Sort through the data and copy the lines holding the word "Cycle".

> Exercise input:
......

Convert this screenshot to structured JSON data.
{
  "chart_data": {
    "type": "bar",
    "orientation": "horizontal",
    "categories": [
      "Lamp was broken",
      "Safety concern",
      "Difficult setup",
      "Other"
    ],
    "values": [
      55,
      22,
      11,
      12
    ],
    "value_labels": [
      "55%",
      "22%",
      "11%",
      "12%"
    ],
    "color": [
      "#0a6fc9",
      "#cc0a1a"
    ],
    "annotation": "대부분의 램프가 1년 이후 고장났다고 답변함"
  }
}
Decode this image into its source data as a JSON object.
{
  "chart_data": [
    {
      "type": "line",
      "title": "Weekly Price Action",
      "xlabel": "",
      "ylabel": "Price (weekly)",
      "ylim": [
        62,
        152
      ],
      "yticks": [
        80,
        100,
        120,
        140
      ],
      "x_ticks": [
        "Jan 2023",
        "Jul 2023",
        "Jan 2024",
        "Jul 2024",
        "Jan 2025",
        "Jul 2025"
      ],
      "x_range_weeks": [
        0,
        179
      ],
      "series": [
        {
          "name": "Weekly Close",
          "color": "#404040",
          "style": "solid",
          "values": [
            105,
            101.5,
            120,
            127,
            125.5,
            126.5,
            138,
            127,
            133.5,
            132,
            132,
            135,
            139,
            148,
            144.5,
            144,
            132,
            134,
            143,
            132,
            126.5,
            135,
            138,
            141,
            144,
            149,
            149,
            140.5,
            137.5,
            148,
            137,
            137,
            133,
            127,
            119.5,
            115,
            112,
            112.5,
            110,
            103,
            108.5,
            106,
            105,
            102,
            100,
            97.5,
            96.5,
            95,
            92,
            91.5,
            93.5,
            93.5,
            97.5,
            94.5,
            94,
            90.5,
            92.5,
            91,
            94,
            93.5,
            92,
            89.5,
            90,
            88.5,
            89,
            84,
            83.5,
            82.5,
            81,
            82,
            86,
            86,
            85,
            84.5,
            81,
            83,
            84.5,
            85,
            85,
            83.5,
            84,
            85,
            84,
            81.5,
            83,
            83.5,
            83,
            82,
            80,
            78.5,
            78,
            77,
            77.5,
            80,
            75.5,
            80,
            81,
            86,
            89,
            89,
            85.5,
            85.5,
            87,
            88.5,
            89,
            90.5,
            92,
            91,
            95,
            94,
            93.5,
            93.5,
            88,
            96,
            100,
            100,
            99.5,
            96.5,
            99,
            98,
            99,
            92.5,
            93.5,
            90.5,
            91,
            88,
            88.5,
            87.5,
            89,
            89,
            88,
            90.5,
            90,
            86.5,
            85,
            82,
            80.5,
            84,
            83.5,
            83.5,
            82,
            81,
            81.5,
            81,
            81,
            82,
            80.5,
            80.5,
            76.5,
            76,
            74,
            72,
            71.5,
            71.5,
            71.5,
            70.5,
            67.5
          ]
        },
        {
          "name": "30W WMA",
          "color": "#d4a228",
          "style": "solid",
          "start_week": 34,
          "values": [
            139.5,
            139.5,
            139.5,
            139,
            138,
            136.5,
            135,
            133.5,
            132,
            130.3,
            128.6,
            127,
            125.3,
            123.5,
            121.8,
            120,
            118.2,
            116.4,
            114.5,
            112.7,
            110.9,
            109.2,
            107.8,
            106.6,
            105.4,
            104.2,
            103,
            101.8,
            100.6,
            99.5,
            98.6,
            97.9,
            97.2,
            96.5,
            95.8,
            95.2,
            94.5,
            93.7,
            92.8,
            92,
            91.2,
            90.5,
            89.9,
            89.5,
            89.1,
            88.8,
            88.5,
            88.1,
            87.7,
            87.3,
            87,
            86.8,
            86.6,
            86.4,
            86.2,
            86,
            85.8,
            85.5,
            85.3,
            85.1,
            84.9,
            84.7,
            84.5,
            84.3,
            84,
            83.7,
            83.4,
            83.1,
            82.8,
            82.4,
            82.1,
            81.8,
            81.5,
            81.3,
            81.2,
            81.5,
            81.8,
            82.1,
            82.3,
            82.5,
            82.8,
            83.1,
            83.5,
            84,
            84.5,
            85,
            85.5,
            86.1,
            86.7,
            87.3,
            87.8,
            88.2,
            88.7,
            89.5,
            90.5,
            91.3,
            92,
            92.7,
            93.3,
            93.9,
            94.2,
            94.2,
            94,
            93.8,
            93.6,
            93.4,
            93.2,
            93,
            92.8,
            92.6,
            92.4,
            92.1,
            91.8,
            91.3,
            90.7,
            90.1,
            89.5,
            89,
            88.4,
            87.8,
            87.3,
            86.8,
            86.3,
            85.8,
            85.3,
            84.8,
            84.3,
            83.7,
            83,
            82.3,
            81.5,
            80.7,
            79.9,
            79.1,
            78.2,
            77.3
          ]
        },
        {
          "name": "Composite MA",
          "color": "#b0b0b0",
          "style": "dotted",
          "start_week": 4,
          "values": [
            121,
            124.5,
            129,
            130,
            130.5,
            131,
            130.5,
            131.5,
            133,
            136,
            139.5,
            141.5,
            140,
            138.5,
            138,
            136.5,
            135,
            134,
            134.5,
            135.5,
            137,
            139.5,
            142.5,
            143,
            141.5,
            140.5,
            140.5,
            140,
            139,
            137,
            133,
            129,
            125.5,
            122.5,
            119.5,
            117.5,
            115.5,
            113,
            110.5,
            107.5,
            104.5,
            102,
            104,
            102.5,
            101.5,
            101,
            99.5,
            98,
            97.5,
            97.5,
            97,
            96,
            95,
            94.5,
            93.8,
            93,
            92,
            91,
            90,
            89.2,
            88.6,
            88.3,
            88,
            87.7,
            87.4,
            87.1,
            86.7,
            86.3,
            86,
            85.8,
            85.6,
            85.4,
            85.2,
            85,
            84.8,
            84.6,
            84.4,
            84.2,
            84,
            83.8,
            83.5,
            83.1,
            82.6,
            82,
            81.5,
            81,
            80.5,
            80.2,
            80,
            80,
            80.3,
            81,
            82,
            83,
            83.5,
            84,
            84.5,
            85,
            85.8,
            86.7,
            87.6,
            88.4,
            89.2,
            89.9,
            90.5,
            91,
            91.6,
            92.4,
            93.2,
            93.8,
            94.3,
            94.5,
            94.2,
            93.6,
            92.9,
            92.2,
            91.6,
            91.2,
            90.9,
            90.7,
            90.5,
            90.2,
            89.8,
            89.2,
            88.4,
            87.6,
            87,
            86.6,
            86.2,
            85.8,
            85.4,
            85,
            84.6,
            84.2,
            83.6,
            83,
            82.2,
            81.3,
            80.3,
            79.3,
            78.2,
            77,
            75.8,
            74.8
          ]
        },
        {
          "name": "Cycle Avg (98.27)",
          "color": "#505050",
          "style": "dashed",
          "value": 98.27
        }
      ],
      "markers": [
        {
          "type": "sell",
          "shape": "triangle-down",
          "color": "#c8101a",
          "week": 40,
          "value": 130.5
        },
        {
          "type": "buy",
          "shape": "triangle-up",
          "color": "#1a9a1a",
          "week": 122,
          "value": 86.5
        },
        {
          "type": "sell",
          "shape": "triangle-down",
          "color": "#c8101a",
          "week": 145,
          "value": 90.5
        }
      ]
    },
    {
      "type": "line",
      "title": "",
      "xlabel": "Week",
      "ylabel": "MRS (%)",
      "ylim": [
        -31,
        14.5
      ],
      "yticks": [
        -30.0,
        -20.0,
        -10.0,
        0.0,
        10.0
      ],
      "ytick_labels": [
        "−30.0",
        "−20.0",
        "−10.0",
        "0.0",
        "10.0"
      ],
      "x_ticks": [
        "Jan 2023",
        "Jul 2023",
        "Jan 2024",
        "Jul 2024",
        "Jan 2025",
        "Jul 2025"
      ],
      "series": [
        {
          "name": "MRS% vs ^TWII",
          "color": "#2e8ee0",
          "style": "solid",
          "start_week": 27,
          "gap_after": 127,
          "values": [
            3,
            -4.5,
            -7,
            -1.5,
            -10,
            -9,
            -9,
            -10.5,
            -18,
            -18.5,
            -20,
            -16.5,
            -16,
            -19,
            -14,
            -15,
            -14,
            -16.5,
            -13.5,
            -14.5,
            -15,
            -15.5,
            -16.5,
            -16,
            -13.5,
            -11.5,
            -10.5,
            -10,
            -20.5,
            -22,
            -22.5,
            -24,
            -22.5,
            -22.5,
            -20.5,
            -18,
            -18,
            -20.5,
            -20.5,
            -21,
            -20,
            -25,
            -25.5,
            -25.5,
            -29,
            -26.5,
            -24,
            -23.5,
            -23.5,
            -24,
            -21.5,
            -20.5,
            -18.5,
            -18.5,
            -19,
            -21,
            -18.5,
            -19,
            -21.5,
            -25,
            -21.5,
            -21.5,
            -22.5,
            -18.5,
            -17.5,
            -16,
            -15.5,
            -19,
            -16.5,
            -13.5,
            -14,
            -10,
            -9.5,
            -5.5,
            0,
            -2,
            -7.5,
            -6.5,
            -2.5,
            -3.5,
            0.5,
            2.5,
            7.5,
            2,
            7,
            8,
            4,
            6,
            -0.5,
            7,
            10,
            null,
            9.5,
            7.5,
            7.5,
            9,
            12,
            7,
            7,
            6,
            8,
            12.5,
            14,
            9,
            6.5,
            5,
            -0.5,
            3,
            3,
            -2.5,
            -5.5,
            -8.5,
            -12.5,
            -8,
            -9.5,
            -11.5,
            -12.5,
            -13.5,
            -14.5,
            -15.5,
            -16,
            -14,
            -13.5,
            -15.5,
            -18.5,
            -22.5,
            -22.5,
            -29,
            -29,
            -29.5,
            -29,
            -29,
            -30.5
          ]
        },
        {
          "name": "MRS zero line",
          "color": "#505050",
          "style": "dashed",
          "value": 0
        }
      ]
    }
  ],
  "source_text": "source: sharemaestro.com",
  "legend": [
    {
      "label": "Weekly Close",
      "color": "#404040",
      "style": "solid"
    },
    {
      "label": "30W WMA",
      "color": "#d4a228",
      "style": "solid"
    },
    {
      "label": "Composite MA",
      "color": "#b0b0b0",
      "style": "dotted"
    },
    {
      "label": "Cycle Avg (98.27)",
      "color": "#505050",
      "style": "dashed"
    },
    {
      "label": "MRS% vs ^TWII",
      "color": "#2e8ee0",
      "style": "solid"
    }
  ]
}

......

> Output:
          "name": "Cycle Avg (98.27)",
      "label": "Cycle Avg (98.27)",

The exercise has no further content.